## Begin Exercise data
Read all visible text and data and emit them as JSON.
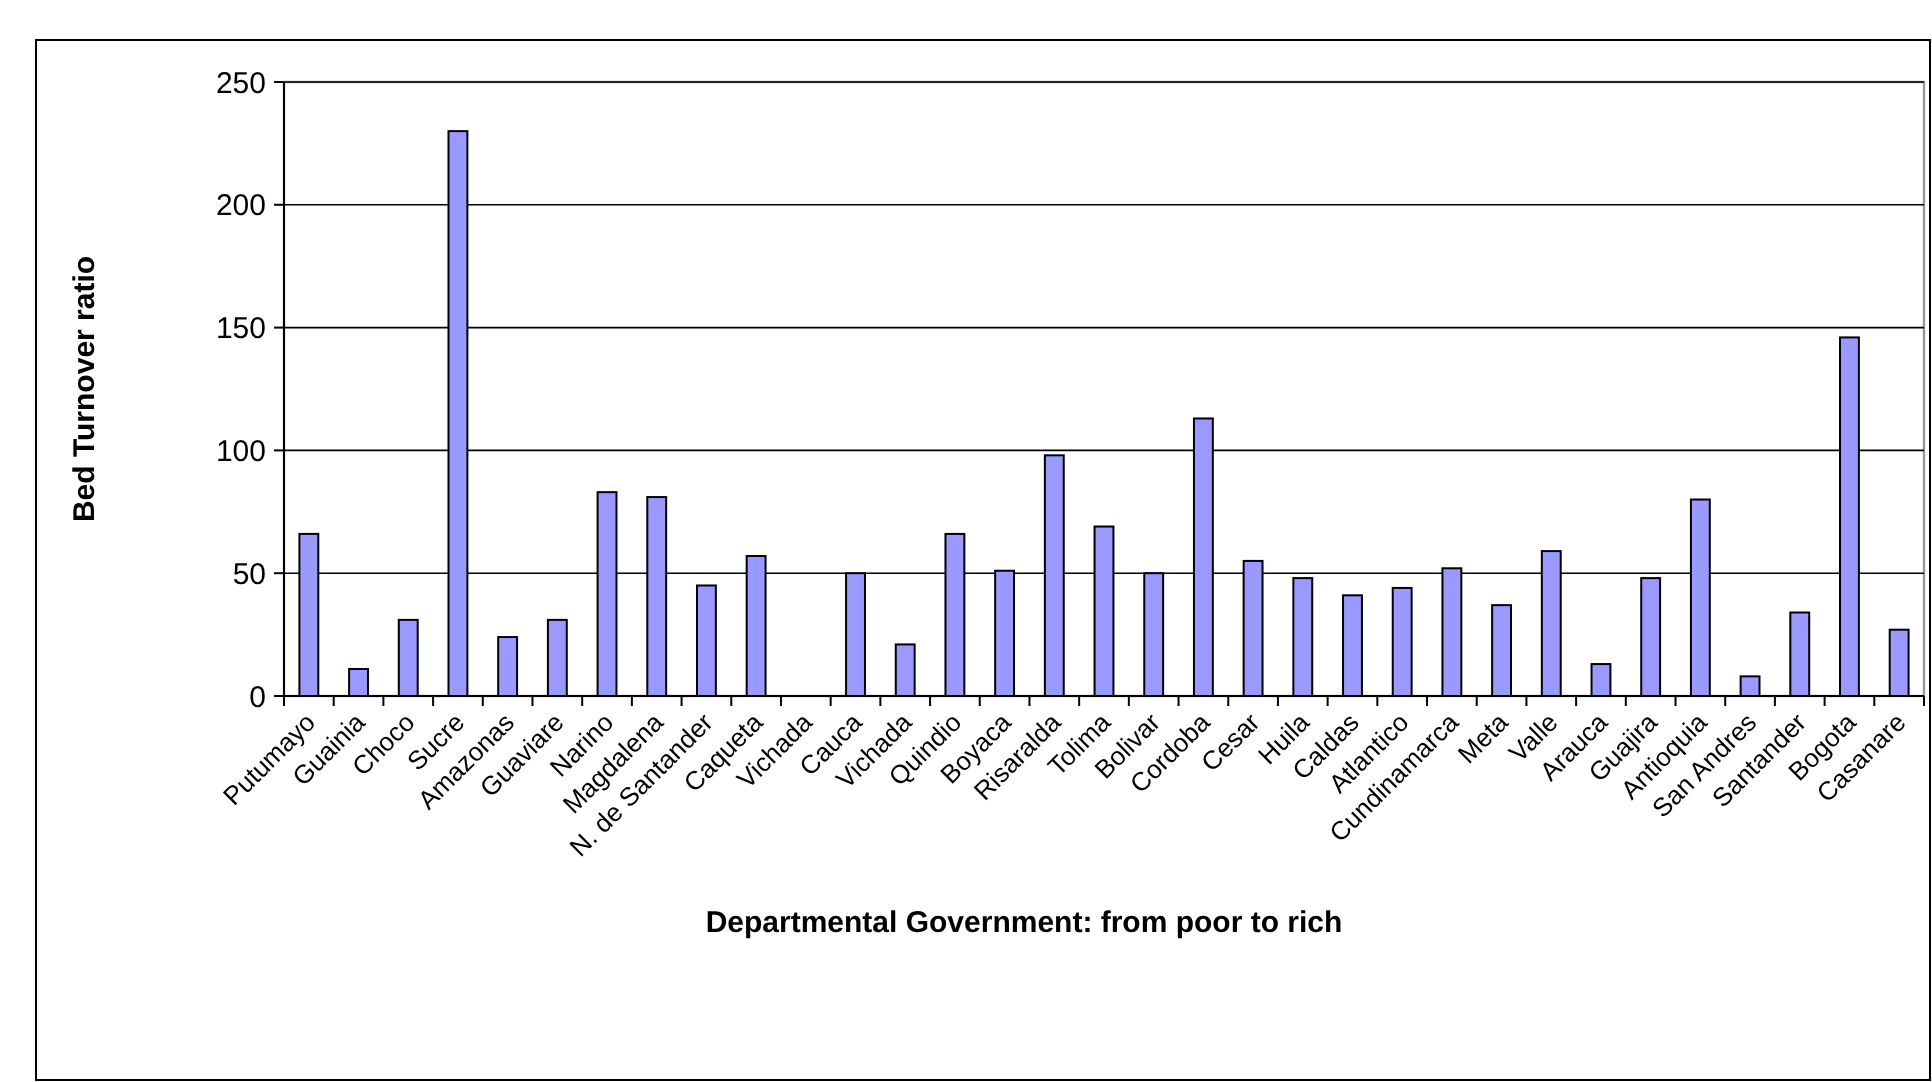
{
  "chart_data": {
    "type": "bar",
    "xlabel": "Departmental Government: from poor to rich",
    "ylabel": "Bed Turnover ratio",
    "categories": [
      "Putumayo",
      "Guainia",
      "Choco",
      "Sucre",
      "Amazonas",
      "Guaviare",
      "Narino",
      "Magdalena",
      "N. de Santander",
      "Caqueta",
      "Vichada",
      "Cauca",
      "Vichada",
      "Quindio",
      "Boyaca",
      "Risaralda",
      "Tolima",
      "Bolivar",
      "Cordoba",
      "Cesar",
      "Huila",
      "Caldas",
      "Atlantico",
      "Cundinamarca",
      "Meta",
      "Valle",
      "Arauca",
      "Guajira",
      "Antioquia",
      "San Andres",
      "Santander",
      "Bogota",
      "Casanare"
    ],
    "values": [
      66,
      11,
      31,
      230,
      24,
      31,
      83,
      81,
      45,
      57,
      null,
      50,
      21,
      66,
      51,
      98,
      69,
      50,
      113,
      55,
      48,
      41,
      44,
      52,
      37,
      59,
      13,
      48,
      80,
      8,
      34,
      146,
      27
    ],
    "color": "#9999ff",
    "ylim": [
      0,
      250
    ],
    "yticks": [
      0,
      50,
      100,
      150,
      200,
      250
    ],
    "grid": "y"
  }
}
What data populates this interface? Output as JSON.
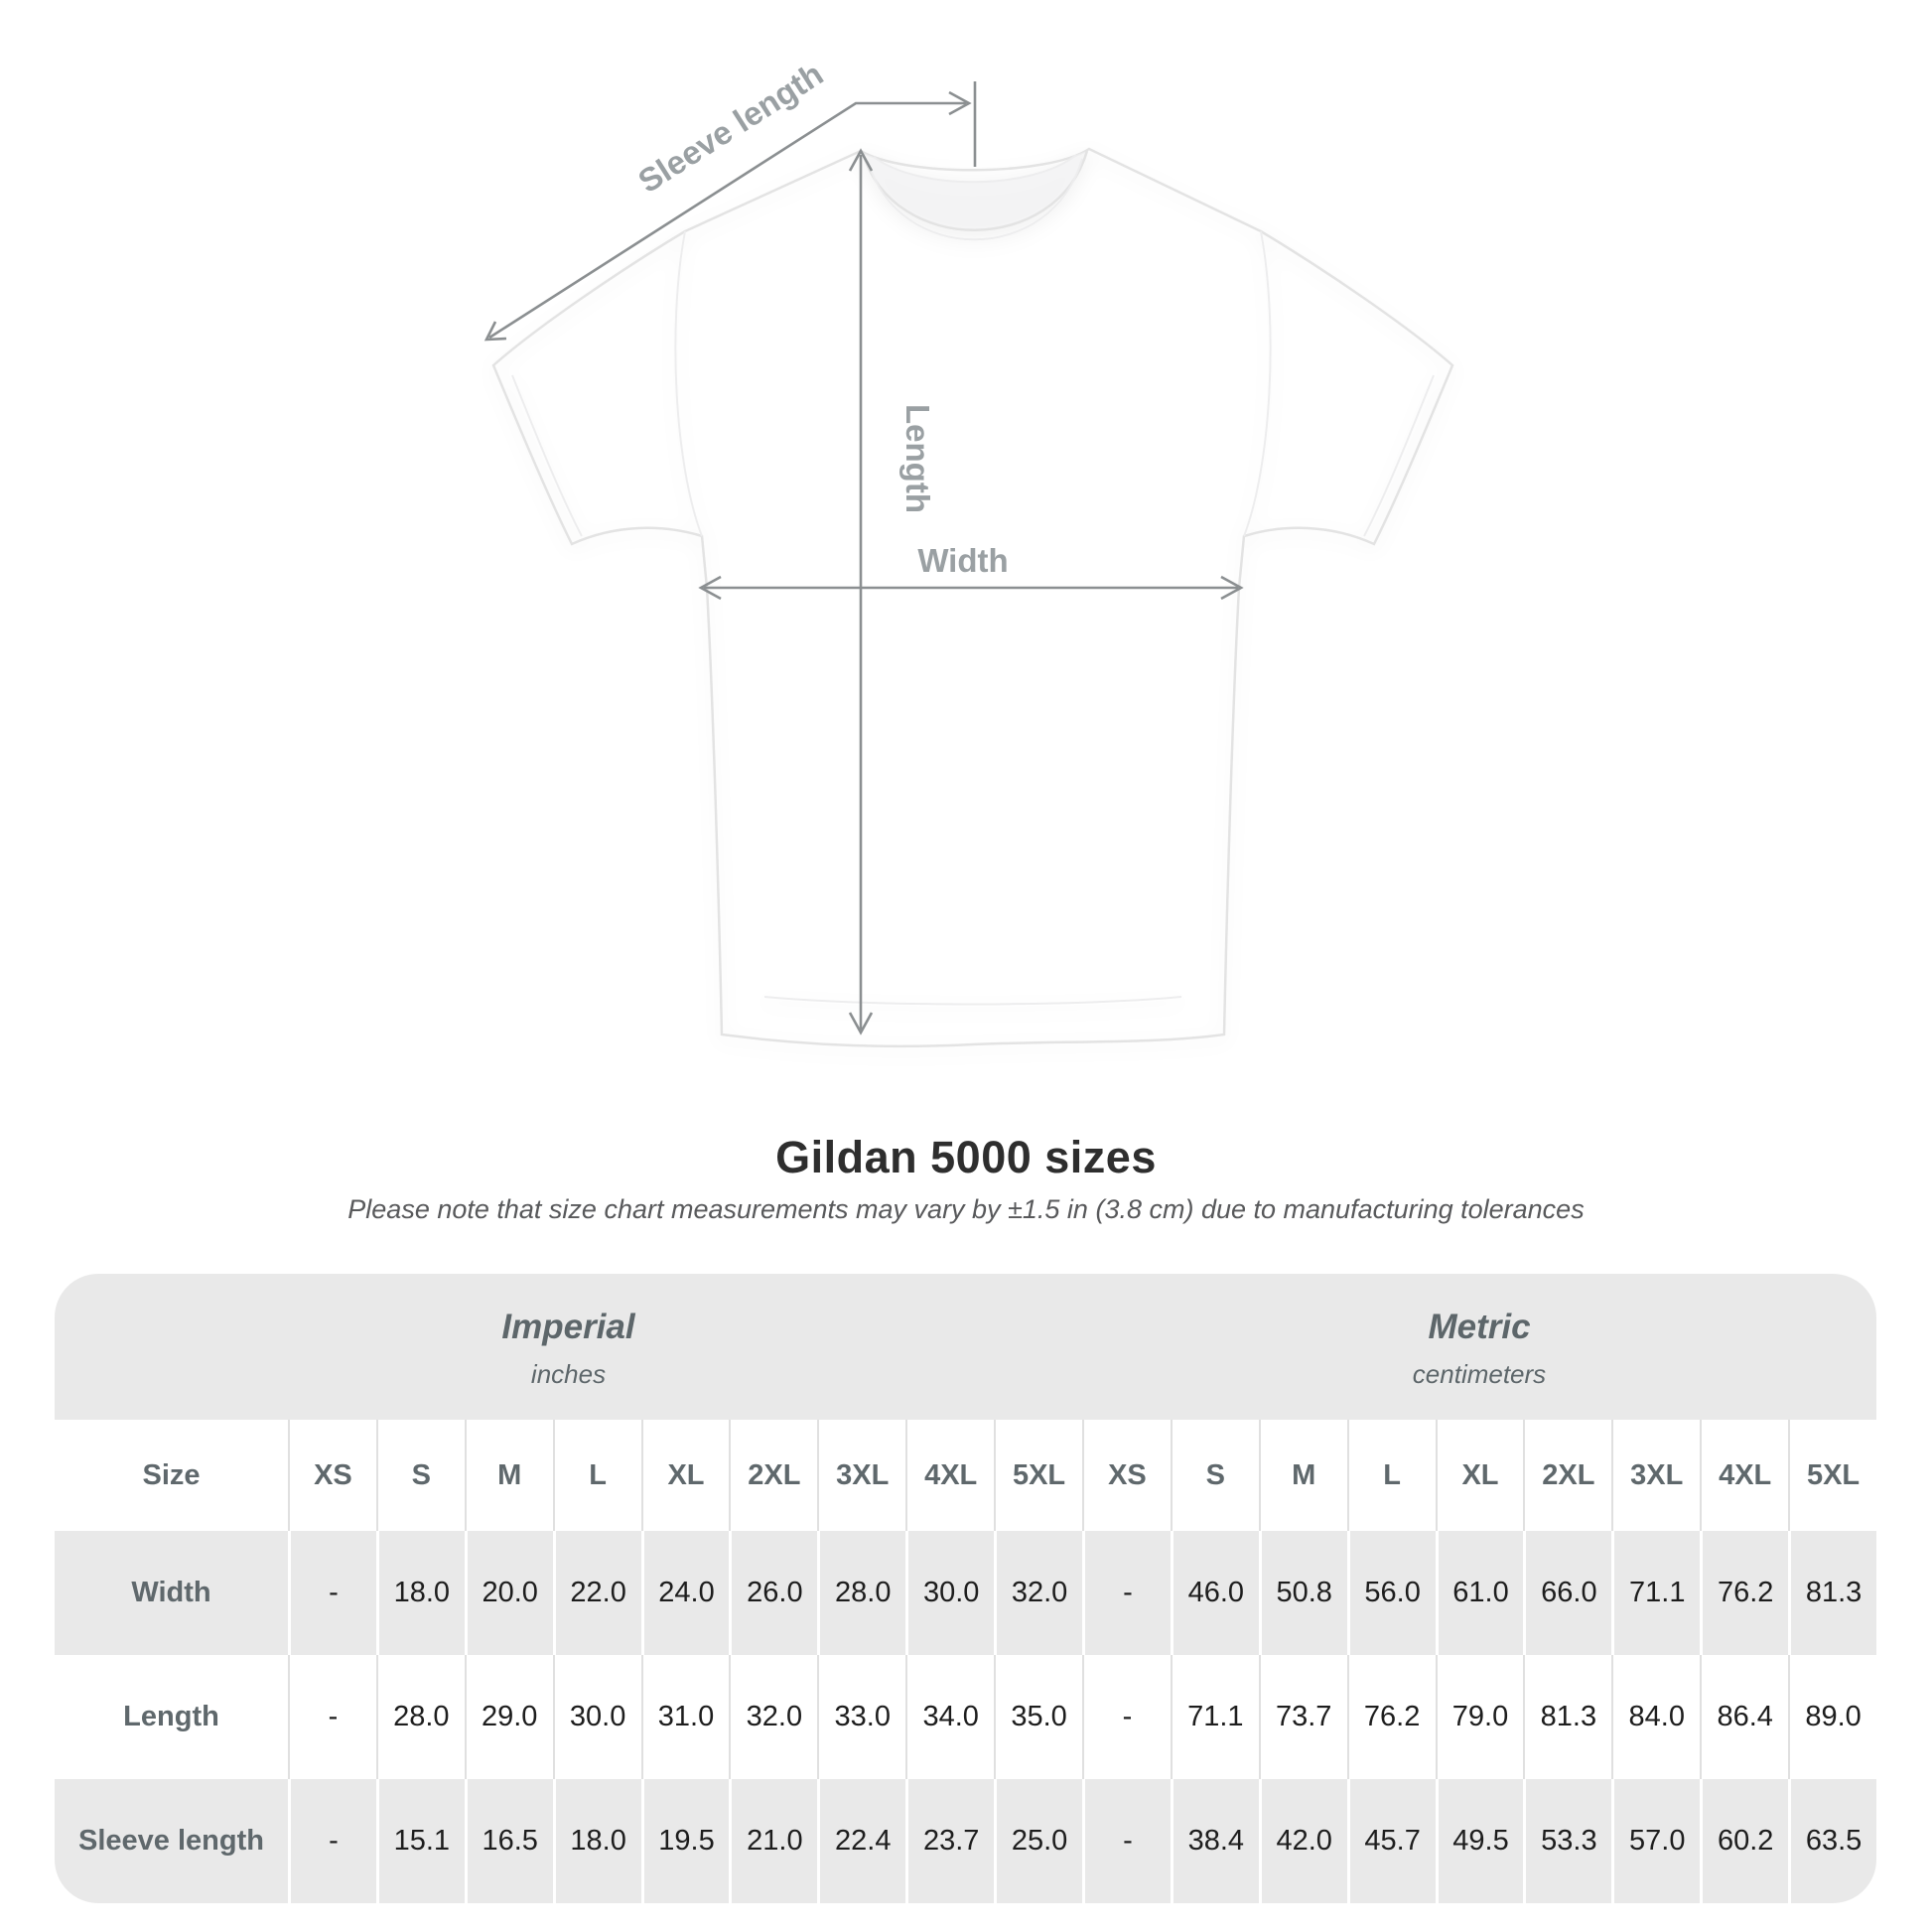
{
  "page": {
    "background": "#ffffff"
  },
  "diagram": {
    "labels": {
      "sleeve_length": "Sleeve length",
      "length": "Length",
      "width": "Width"
    },
    "line_color": "#8b8f91",
    "label_color": "#9aa0a3"
  },
  "header": {
    "title": "Gildan 5000 sizes",
    "subtitle": "Please note that size chart measurements may vary by ±1.5 in (3.8 cm) due to manufacturing tolerances"
  },
  "table": {
    "background": "#e9e9e9",
    "header_text_color": "#5f686c",
    "value_text_color": "#1d1d1d",
    "groups": [
      {
        "label": "Imperial",
        "sublabel": "inches"
      },
      {
        "label": "Metric",
        "sublabel": "centimeters"
      }
    ],
    "size_header": "Size",
    "sizes": [
      "XS",
      "S",
      "M",
      "L",
      "XL",
      "2XL",
      "3XL",
      "4XL",
      "5XL"
    ],
    "rows": [
      {
        "label": "Width",
        "imperial": [
          "-",
          "18.0",
          "20.0",
          "22.0",
          "24.0",
          "26.0",
          "28.0",
          "30.0",
          "32.0"
        ],
        "metric": [
          "-",
          "46.0",
          "50.8",
          "56.0",
          "61.0",
          "66.0",
          "71.1",
          "76.2",
          "81.3"
        ]
      },
      {
        "label": "Length",
        "imperial": [
          "-",
          "28.0",
          "29.0",
          "30.0",
          "31.0",
          "32.0",
          "33.0",
          "34.0",
          "35.0"
        ],
        "metric": [
          "-",
          "71.1",
          "73.7",
          "76.2",
          "79.0",
          "81.3",
          "84.0",
          "86.4",
          "89.0"
        ]
      },
      {
        "label": "Sleeve length",
        "imperial": [
          "-",
          "15.1",
          "16.5",
          "18.0",
          "19.5",
          "21.0",
          "22.4",
          "23.7",
          "25.0"
        ],
        "metric": [
          "-",
          "38.4",
          "42.0",
          "45.7",
          "49.5",
          "53.3",
          "57.0",
          "60.2",
          "63.5"
        ]
      }
    ]
  },
  "chart_data": {
    "type": "table",
    "title": "Gildan 5000 sizes",
    "note": "Please note that size chart measurements may vary by ±1.5 in (3.8 cm) due to manufacturing tolerances",
    "unit_groups": [
      {
        "name": "Imperial",
        "unit": "inches"
      },
      {
        "name": "Metric",
        "unit": "centimeters"
      }
    ],
    "columns": [
      "XS",
      "S",
      "M",
      "L",
      "XL",
      "2XL",
      "3XL",
      "4XL",
      "5XL"
    ],
    "measurements": [
      {
        "name": "Width",
        "imperial_in": [
          null,
          18.0,
          20.0,
          22.0,
          24.0,
          26.0,
          28.0,
          30.0,
          32.0
        ],
        "metric_cm": [
          null,
          46.0,
          50.8,
          56.0,
          61.0,
          66.0,
          71.1,
          76.2,
          81.3
        ]
      },
      {
        "name": "Length",
        "imperial_in": [
          null,
          28.0,
          29.0,
          30.0,
          31.0,
          32.0,
          33.0,
          34.0,
          35.0
        ],
        "metric_cm": [
          null,
          71.1,
          73.7,
          76.2,
          79.0,
          81.3,
          84.0,
          86.4,
          89.0
        ]
      },
      {
        "name": "Sleeve length",
        "imperial_in": [
          null,
          15.1,
          16.5,
          18.0,
          19.5,
          21.0,
          22.4,
          23.7,
          25.0
        ],
        "metric_cm": [
          null,
          38.4,
          42.0,
          45.7,
          49.5,
          53.3,
          57.0,
          60.2,
          63.5
        ]
      }
    ]
  }
}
## End Exercise data
Reproduce every line above as written, skipping pictures.

Read all visible text and data and emit them as JSON.
{
  "chart_data": {
    "type": "bar",
    "xlabel": "Departmental Government: from poor to rich",
    "ylabel": "Bed Turnover ratio",
    "categories": [
      "Putumayo",
      "Guainia",
      "Choco",
      "Sucre",
      "Amazonas",
      "Guaviare",
      "Narino",
      "Magdalena",
      "N. de Santander",
      "Caqueta",
      "Vichada",
      "Cauca",
      "Vichada",
      "Quindio",
      "Boyaca",
      "Risaralda",
      "Tolima",
      "Bolivar",
      "Cordoba",
      "Cesar",
      "Huila",
      "Caldas",
      "Atlantico",
      "Cundinamarca",
      "Meta",
      "Valle",
      "Arauca",
      "Guajira",
      "Antioquia",
      "San Andres",
      "Santander",
      "Bogota",
      "Casanare"
    ],
    "values": [
      66,
      11,
      31,
      230,
      24,
      31,
      83,
      81,
      45,
      57,
      null,
      50,
      21,
      66,
      51,
      98,
      69,
      50,
      113,
      55,
      48,
      41,
      44,
      52,
      37,
      59,
      13,
      48,
      80,
      8,
      34,
      146,
      27
    ],
    "color": "#9999ff",
    "ylim": [
      0,
      250
    ],
    "yticks": [
      0,
      50,
      100,
      150,
      200,
      250
    ],
    "grid": "y"
  }
}
What data populates this interface? Output as JSON.
{
  "page": {
    "background": "#ffffff"
  },
  "diagram": {
    "labels": {
      "sleeve_length": "Sleeve length",
      "length": "Length",
      "width": "Width"
    },
    "line_color": "#8b8f91",
    "label_color": "#9aa0a3"
  },
  "header": {
    "title": "Gildan 5000 sizes",
    "subtitle": "Please note that size chart measurements may vary by ±1.5 in (3.8 cm) due to manufacturing tolerances"
  },
  "table": {
    "background": "#e9e9e9",
    "header_text_color": "#5f686c",
    "value_text_color": "#1d1d1d",
    "groups": [
      {
        "label": "Imperial",
        "sublabel": "inches"
      },
      {
        "label": "Metric",
        "sublabel": "centimeters"
      }
    ],
    "size_header": "Size",
    "sizes": [
      "XS",
      "S",
      "M",
      "L",
      "XL",
      "2XL",
      "3XL",
      "4XL",
      "5XL"
    ],
    "rows": [
      {
        "label": "Width",
        "imperial": [
          "-",
          "18.0",
          "20.0",
          "22.0",
          "24.0",
          "26.0",
          "28.0",
          "30.0",
          "32.0"
        ],
        "metric": [
          "-",
          "46.0",
          "50.8",
          "56.0",
          "61.0",
          "66.0",
          "71.1",
          "76.2",
          "81.3"
        ]
      },
      {
        "label": "Length",
        "imperial": [
          "-",
          "28.0",
          "29.0",
          "30.0",
          "31.0",
          "32.0",
          "33.0",
          "34.0",
          "35.0"
        ],
        "metric": [
          "-",
          "71.1",
          "73.7",
          "76.2",
          "79.0",
          "81.3",
          "84.0",
          "86.4",
          "89.0"
        ]
      },
      {
        "label": "Sleeve length",
        "imperial": [
          "-",
          "15.1",
          "16.5",
          "18.0",
          "19.5",
          "21.0",
          "22.4",
          "23.7",
          "25.0"
        ],
        "metric": [
          "-",
          "38.4",
          "42.0",
          "45.7",
          "49.5",
          "53.3",
          "57.0",
          "60.2",
          "63.5"
        ]
      }
    ]
  },
  "chart_data": {
    "type": "table",
    "title": "Gildan 5000 sizes",
    "note": "Please note that size chart measurements may vary by ±1.5 in (3.8 cm) due to manufacturing tolerances",
    "unit_groups": [
      {
        "name": "Imperial",
        "unit": "inches"
      },
      {
        "name": "Metric",
        "unit": "centimeters"
      }
    ],
    "columns": [
      "XS",
      "S",
      "M",
      "L",
      "XL",
      "2XL",
      "3XL",
      "4XL",
      "5XL"
    ],
    "measurements": [
      {
        "name": "Width",
        "imperial_in": [
          null,
          18.0,
          20.0,
          22.0,
          24.0,
          26.0,
          28.0,
          30.0,
          32.0
        ],
        "metric_cm": [
          null,
          46.0,
          50.8,
          56.0,
          61.0,
          66.0,
          71.1,
          76.2,
          81.3
        ]
      },
      {
        "name": "Length",
        "imperial_in": [
          null,
          28.0,
          29.0,
          30.0,
          31.0,
          32.0,
          33.0,
          34.0,
          35.0
        ],
        "metric_cm": [
          null,
          71.1,
          73.7,
          76.2,
          79.0,
          81.3,
          84.0,
          86.4,
          89.0
        ]
      },
      {
        "name": "Sleeve length",
        "imperial_in": [
          null,
          15.1,
          16.5,
          18.0,
          19.5,
          21.0,
          22.4,
          23.7,
          25.0
        ],
        "metric_cm": [
          null,
          38.4,
          42.0,
          45.7,
          49.5,
          53.3,
          57.0,
          60.2,
          63.5
        ]
      }
    ]
  }
}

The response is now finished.